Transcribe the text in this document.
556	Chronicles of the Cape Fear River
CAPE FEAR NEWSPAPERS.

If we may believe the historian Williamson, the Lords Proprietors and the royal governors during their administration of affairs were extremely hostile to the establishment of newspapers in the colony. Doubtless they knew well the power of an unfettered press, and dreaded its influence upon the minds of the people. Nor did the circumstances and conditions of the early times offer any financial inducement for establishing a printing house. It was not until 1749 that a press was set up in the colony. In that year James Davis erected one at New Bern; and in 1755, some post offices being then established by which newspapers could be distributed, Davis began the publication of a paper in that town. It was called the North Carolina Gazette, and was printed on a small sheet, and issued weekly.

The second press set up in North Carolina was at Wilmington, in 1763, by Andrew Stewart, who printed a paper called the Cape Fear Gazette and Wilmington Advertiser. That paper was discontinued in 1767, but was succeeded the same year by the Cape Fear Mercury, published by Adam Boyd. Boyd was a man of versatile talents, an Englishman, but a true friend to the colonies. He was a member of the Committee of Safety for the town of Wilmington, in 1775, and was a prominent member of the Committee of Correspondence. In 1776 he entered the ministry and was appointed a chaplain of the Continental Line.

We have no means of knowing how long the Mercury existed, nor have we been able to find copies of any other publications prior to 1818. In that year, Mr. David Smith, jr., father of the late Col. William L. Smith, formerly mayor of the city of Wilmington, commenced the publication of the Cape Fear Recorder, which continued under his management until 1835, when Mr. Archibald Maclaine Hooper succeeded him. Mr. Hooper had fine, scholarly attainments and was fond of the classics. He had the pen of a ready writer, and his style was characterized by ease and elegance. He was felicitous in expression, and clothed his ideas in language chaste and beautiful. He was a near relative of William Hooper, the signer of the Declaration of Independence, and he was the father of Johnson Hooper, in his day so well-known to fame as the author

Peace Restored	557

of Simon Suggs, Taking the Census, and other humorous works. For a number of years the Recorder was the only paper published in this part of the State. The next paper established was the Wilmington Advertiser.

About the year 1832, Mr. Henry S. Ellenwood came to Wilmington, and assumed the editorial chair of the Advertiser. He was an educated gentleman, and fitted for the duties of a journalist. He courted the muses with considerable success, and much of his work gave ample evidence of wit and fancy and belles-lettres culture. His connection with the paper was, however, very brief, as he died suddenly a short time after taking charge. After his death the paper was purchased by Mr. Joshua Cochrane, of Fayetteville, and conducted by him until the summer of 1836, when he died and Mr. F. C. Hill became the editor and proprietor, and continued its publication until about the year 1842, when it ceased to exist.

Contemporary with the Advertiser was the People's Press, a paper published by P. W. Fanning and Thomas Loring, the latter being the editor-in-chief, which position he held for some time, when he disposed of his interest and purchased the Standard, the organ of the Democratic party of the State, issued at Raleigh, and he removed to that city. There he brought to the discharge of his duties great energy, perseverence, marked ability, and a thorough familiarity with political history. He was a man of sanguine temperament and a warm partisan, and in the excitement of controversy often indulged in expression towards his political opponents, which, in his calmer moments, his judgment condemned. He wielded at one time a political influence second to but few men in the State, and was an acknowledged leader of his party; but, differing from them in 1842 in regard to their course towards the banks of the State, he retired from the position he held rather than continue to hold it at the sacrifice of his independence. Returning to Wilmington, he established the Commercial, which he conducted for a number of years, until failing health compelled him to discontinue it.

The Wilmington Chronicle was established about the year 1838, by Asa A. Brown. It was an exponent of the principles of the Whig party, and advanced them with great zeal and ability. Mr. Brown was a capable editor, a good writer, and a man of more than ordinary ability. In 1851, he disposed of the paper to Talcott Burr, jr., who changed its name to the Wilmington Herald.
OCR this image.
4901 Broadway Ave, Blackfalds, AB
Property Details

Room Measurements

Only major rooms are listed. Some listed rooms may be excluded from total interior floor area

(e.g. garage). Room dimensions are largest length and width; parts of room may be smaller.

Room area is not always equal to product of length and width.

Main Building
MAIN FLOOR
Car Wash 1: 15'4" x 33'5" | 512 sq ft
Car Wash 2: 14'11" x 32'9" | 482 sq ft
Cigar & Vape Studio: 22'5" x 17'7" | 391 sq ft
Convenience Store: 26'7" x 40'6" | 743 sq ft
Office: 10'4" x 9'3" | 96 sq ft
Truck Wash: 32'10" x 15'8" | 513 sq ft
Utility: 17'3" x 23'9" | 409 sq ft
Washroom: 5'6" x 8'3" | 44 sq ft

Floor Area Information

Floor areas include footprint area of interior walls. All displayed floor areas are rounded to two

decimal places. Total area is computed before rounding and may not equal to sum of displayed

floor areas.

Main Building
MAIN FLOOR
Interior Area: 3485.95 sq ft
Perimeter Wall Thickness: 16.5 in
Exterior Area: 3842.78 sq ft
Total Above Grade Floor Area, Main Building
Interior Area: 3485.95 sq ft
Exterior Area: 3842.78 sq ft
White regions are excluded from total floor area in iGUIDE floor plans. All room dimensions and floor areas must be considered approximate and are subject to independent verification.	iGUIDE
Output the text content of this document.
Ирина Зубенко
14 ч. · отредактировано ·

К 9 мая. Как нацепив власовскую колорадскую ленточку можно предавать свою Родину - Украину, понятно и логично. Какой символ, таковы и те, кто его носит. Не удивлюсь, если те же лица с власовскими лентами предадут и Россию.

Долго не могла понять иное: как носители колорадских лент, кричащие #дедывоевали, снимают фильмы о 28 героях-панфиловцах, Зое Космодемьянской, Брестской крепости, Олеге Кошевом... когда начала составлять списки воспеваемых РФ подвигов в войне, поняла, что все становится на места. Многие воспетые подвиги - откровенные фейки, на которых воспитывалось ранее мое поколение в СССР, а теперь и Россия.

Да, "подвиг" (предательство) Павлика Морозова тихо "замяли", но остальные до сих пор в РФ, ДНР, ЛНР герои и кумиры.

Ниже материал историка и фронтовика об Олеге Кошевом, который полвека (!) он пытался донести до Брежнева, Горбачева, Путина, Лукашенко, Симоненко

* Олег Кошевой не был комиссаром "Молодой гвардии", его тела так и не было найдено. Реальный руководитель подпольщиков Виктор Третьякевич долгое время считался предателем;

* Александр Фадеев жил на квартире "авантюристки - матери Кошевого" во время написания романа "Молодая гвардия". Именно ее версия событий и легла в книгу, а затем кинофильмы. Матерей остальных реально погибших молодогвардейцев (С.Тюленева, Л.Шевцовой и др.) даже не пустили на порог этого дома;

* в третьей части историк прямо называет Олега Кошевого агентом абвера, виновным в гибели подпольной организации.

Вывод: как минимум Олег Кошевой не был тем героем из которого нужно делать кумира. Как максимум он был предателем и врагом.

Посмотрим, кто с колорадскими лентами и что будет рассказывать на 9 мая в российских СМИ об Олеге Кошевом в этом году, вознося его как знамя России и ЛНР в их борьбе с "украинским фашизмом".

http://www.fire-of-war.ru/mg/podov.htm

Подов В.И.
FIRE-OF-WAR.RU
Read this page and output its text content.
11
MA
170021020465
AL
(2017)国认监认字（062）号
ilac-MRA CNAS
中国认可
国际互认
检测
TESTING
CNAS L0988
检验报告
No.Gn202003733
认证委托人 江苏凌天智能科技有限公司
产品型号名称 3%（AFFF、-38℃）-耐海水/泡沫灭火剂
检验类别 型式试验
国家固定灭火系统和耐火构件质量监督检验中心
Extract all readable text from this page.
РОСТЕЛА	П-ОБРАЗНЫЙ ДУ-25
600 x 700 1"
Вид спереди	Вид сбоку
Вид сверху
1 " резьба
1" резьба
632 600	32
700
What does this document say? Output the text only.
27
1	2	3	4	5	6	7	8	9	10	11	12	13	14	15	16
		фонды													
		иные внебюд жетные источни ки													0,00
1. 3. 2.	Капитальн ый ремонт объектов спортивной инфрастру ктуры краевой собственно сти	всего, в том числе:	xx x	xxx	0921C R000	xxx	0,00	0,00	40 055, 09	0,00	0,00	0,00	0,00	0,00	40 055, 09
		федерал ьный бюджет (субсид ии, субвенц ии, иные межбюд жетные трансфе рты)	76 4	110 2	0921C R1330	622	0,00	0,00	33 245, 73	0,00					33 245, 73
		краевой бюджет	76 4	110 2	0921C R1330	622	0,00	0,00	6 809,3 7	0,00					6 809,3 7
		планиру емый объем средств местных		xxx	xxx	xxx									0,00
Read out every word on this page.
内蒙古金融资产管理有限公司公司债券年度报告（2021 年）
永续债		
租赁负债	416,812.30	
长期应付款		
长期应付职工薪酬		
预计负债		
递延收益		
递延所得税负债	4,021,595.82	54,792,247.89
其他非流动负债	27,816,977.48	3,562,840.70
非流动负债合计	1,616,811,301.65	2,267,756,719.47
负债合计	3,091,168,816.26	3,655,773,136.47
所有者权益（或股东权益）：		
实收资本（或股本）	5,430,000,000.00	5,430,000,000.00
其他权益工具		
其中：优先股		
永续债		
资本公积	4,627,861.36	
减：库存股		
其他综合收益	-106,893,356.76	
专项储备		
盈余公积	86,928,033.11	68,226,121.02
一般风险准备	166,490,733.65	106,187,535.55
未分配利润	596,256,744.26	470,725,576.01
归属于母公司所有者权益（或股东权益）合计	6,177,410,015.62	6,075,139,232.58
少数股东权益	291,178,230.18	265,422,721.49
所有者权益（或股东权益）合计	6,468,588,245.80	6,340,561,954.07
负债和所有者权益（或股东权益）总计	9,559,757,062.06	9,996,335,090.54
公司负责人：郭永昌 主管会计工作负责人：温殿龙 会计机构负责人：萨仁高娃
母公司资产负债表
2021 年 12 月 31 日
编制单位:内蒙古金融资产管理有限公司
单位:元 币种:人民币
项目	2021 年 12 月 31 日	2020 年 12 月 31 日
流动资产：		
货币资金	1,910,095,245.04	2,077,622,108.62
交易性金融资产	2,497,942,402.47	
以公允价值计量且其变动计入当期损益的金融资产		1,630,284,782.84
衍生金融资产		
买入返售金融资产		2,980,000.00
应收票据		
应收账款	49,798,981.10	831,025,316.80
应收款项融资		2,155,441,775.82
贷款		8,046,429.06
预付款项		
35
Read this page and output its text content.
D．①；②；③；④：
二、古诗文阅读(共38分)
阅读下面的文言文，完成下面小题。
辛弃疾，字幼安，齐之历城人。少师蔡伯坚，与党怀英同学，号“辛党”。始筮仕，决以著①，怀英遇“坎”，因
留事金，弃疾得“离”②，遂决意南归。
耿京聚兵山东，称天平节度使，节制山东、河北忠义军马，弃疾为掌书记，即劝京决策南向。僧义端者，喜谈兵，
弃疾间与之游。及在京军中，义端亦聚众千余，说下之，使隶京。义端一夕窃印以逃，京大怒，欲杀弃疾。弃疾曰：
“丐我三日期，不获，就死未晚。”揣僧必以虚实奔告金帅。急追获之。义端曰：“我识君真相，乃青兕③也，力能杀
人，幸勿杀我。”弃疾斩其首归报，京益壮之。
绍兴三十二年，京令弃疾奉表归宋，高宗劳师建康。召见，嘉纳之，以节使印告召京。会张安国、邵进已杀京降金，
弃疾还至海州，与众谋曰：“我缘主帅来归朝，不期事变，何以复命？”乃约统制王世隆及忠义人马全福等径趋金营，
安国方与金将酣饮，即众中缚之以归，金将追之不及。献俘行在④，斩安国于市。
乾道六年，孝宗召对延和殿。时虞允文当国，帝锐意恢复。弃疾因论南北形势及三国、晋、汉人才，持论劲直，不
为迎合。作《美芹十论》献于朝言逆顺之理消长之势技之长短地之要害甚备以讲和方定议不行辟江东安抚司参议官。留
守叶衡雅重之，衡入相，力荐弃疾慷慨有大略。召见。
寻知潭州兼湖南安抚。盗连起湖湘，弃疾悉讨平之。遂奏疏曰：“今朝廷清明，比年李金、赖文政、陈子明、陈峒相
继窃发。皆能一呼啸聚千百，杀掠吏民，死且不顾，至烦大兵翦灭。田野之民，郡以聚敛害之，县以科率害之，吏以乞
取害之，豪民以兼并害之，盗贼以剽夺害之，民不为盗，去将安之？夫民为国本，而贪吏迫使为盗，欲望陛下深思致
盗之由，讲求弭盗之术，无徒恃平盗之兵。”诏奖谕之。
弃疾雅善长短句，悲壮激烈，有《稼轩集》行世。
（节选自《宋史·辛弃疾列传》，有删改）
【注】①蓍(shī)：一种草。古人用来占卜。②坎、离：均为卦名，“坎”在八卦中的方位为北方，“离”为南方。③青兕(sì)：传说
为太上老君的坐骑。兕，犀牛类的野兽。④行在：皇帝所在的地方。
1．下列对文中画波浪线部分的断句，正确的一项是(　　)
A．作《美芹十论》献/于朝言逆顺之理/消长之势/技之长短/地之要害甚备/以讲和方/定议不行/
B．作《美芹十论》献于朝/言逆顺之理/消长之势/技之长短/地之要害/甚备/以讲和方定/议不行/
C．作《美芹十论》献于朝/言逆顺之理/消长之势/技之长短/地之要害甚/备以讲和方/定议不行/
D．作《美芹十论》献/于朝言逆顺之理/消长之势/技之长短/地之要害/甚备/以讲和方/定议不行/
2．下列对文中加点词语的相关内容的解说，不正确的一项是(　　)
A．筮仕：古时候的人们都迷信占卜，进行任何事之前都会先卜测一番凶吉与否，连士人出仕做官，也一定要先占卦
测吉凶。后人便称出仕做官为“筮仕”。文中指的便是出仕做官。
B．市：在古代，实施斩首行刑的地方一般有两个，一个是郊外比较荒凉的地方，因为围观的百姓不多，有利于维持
□ □ □ □
Set problem: Return every line holding the word "предателем" from the records.

In response:
* Олег Кошевой не был комиссаром "Молодой гвардии", его тела так и не было найдено. Реальный руководитель подпольщиков Виктор Третьякевич долгое время считался предателем;
Вывод: как минимум Олег Кошевой не был тем героем из которого нужно делать кумира. Как максимум он был предателем и врагом.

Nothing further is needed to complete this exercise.